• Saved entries
━━━━━━━━
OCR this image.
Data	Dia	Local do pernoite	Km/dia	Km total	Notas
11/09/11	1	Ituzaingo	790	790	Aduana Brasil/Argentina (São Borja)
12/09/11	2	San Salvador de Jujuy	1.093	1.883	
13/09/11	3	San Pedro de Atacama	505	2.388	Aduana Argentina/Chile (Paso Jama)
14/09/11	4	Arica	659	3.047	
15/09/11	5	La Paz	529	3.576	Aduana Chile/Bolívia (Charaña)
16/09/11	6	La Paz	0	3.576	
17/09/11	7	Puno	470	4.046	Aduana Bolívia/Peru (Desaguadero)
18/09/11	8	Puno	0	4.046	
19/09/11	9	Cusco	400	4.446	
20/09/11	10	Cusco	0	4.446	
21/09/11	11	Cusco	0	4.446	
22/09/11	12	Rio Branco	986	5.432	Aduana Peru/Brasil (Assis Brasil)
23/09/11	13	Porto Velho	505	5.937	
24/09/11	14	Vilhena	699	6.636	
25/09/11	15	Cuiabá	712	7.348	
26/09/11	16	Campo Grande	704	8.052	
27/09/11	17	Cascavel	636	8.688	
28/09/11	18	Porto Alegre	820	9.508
━━━━━━━━
• Exercise objective
State how many lines in the records above contain the word "Puno", giving only the number.

• Final result
2